■ Exercise input ■
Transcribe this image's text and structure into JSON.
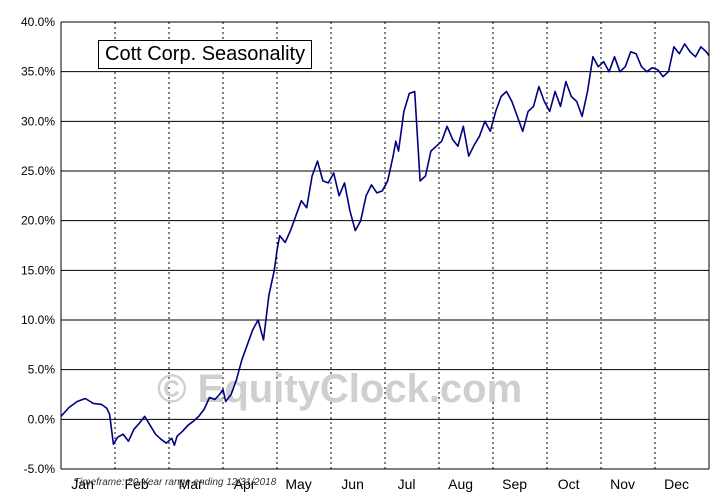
{
  "chart_data": {
    "type": "line",
    "title": "Cott Corp. Seasonality",
    "ylim": [
      -5,
      40
    ],
    "yticks": [
      -5,
      0,
      5,
      10,
      15,
      20,
      25,
      30,
      35,
      40
    ],
    "ytick_labels": [
      "-5.0%",
      "0.0%",
      "5.0%",
      "10.0%",
      "15.0%",
      "20.0%",
      "25.0%",
      "30.0%",
      "35.0%",
      "40.0%"
    ],
    "categories": [
      "Jan",
      "Feb",
      "Mar",
      "Apr",
      "May",
      "Jun",
      "Jul",
      "Aug",
      "Sep",
      "Oct",
      "Nov",
      "Dec"
    ],
    "grid": true,
    "series_color": "#000080",
    "series": [
      {
        "x": [
          0,
          0.15,
          0.3,
          0.45,
          0.6,
          0.75,
          0.85,
          0.9,
          0.97,
          1.05,
          1.15,
          1.25,
          1.35,
          1.45,
          1.55,
          1.65,
          1.75,
          1.85,
          1.95,
          2.05,
          2.1,
          2.15,
          2.25,
          2.35,
          2.45,
          2.55,
          2.65,
          2.75,
          2.85,
          2.95,
          3.0,
          3.05,
          3.15,
          3.25,
          3.35,
          3.45,
          3.55,
          3.65,
          3.75,
          3.85,
          3.95,
          4.0,
          4.05,
          4.15,
          4.25,
          4.35,
          4.45,
          4.55,
          4.65,
          4.75,
          4.85,
          4.95,
          5.05,
          5.15,
          5.25,
          5.35,
          5.45,
          5.55,
          5.65,
          5.75,
          5.85,
          5.95,
          6.05,
          6.15,
          6.2,
          6.25,
          6.35,
          6.45,
          6.55,
          6.65,
          6.75,
          6.85,
          6.95,
          7.05,
          7.15,
          7.25,
          7.35,
          7.45,
          7.55,
          7.65,
          7.75,
          7.85,
          7.95,
          8.05,
          8.15,
          8.25,
          8.35,
          8.45,
          8.55,
          8.65,
          8.75,
          8.85,
          8.95,
          9.05,
          9.15,
          9.25,
          9.35,
          9.45,
          9.55,
          9.65,
          9.75,
          9.85,
          9.95,
          10.05,
          10.15,
          10.25,
          10.35,
          10.45,
          10.55,
          10.65,
          10.75,
          10.85,
          10.95,
          11.05,
          11.15,
          11.25,
          11.35,
          11.45,
          11.55,
          11.65,
          11.75,
          11.85,
          11.95,
          12.0
        ],
        "y": [
          0.3,
          1.2,
          1.8,
          2.1,
          1.6,
          1.5,
          1.1,
          0.5,
          -2.5,
          -1.8,
          -1.5,
          -2.2,
          -1.0,
          -0.4,
          0.3,
          -0.6,
          -1.5,
          -2.0,
          -2.4,
          -1.9,
          -2.6,
          -1.7,
          -1.2,
          -0.6,
          -0.2,
          0.3,
          1.0,
          2.2,
          2.0,
          2.6,
          3.0,
          1.8,
          2.5,
          4.0,
          6.0,
          7.5,
          9.0,
          10.0,
          8.0,
          12.5,
          15.0,
          17.0,
          18.5,
          17.8,
          19.0,
          20.5,
          22.0,
          21.3,
          24.5,
          26.0,
          24.0,
          23.8,
          24.8,
          22.5,
          23.8,
          21.0,
          19.0,
          20.0,
          22.5,
          23.6,
          22.8,
          23.0,
          24.0,
          26.5,
          28.0,
          27.0,
          31.0,
          32.8,
          33.0,
          24.0,
          24.5,
          27.0,
          27.5,
          28.0,
          29.5,
          28.2,
          27.5,
          29.5,
          26.5,
          27.6,
          28.5,
          30.0,
          29.0,
          31.0,
          32.5,
          33.0,
          32.0,
          30.5,
          29.0,
          31.0,
          31.5,
          33.5,
          32.0,
          31.0,
          33.0,
          31.5,
          34.0,
          32.5,
          32.0,
          30.5,
          33.0,
          36.5,
          35.5,
          36.0,
          35.0,
          36.5,
          35.0,
          35.5,
          37.0,
          36.8,
          35.5,
          35.0,
          35.4,
          35.2,
          34.5,
          35.0,
          37.5,
          36.8,
          37.8,
          37.0,
          36.5,
          37.5,
          37.0,
          36.6
        ]
      }
    ],
    "watermark": "© EquityClock.com",
    "footnote": "Timeframe: 20-Year range ending 12/31/2018"
  }
}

■ Short problem ■
Without the pictures, restate all the entries above exactly.

■ Solution for this task ■
Transcribe this image's text and structure into JSON.
{
  "chart_data": {
    "type": "line",
    "title": "Cott Corp. Seasonality",
    "ylim": [
      -5,
      40
    ],
    "yticks": [
      -5,
      0,
      5,
      10,
      15,
      20,
      25,
      30,
      35,
      40
    ],
    "ytick_labels": [
      "-5.0%",
      "0.0%",
      "5.0%",
      "10.0%",
      "15.0%",
      "20.0%",
      "25.0%",
      "30.0%",
      "35.0%",
      "40.0%"
    ],
    "categories": [
      "Jan",
      "Feb",
      "Mar",
      "Apr",
      "May",
      "Jun",
      "Jul",
      "Aug",
      "Sep",
      "Oct",
      "Nov",
      "Dec"
    ],
    "grid": true,
    "series_color": "#000080",
    "series": [
      {
        "x": [
          0,
          0.15,
          0.3,
          0.45,
          0.6,
          0.75,
          0.85,
          0.9,
          0.97,
          1.05,
          1.15,
          1.25,
          1.35,
          1.45,
          1.55,
          1.65,
          1.75,
          1.85,
          1.95,
          2.05,
          2.1,
          2.15,
          2.25,
          2.35,
          2.45,
          2.55,
          2.65,
          2.75,
          2.85,
          2.95,
          3.0,
          3.05,
          3.15,
          3.25,
          3.35,
          3.45,
          3.55,
          3.65,
          3.75,
          3.85,
          3.95,
          4.0,
          4.05,
          4.15,
          4.25,
          4.35,
          4.45,
          4.55,
          4.65,
          4.75,
          4.85,
          4.95,
          5.05,
          5.15,
          5.25,
          5.35,
          5.45,
          5.55,
          5.65,
          5.75,
          5.85,
          5.95,
          6.05,
          6.15,
          6.2,
          6.25,
          6.35,
          6.45,
          6.55,
          6.65,
          6.75,
          6.85,
          6.95,
          7.05,
          7.15,
          7.25,
          7.35,
          7.45,
          7.55,
          7.65,
          7.75,
          7.85,
          7.95,
          8.05,
          8.15,
          8.25,
          8.35,
          8.45,
          8.55,
          8.65,
          8.75,
          8.85,
          8.95,
          9.05,
          9.15,
          9.25,
          9.35,
          9.45,
          9.55,
          9.65,
          9.75,
          9.85,
          9.95,
          10.05,
          10.15,
          10.25,
          10.35,
          10.45,
          10.55,
          10.65,
          10.75,
          10.85,
          10.95,
          11.05,
          11.15,
          11.25,
          11.35,
          11.45,
          11.55,
          11.65,
          11.75,
          11.85,
          11.95,
          12.0
        ],
        "y": [
          0.3,
          1.2,
          1.8,
          2.1,
          1.6,
          1.5,
          1.1,
          0.5,
          -2.5,
          -1.8,
          -1.5,
          -2.2,
          -1.0,
          -0.4,
          0.3,
          -0.6,
          -1.5,
          -2.0,
          -2.4,
          -1.9,
          -2.6,
          -1.7,
          -1.2,
          -0.6,
          -0.2,
          0.3,
          1.0,
          2.2,
          2.0,
          2.6,
          3.0,
          1.8,
          2.5,
          4.0,
          6.0,
          7.5,
          9.0,
          10.0,
          8.0,
          12.5,
          15.0,
          17.0,
          18.5,
          17.8,
          19.0,
          20.5,
          22.0,
          21.3,
          24.5,
          26.0,
          24.0,
          23.8,
          24.8,
          22.5,
          23.8,
          21.0,
          19.0,
          20.0,
          22.5,
          23.6,
          22.8,
          23.0,
          24.0,
          26.5,
          28.0,
          27.0,
          31.0,
          32.8,
          33.0,
          24.0,
          24.5,
          27.0,
          27.5,
          28.0,
          29.5,
          28.2,
          27.5,
          29.5,
          26.5,
          27.6,
          28.5,
          30.0,
          29.0,
          31.0,
          32.5,
          33.0,
          32.0,
          30.5,
          29.0,
          31.0,
          31.5,
          33.5,
          32.0,
          31.0,
          33.0,
          31.5,
          34.0,
          32.5,
          32.0,
          30.5,
          33.0,
          36.5,
          35.5,
          36.0,
          35.0,
          36.5,
          35.0,
          35.5,
          37.0,
          36.8,
          35.5,
          35.0,
          35.4,
          35.2,
          34.5,
          35.0,
          37.5,
          36.8,
          37.8,
          37.0,
          36.5,
          37.5,
          37.0,
          36.6
        ]
      }
    ],
    "watermark": "© EquityClock.com",
    "footnote": "Timeframe: 20-Year range ending 12/31/2018"
  }
}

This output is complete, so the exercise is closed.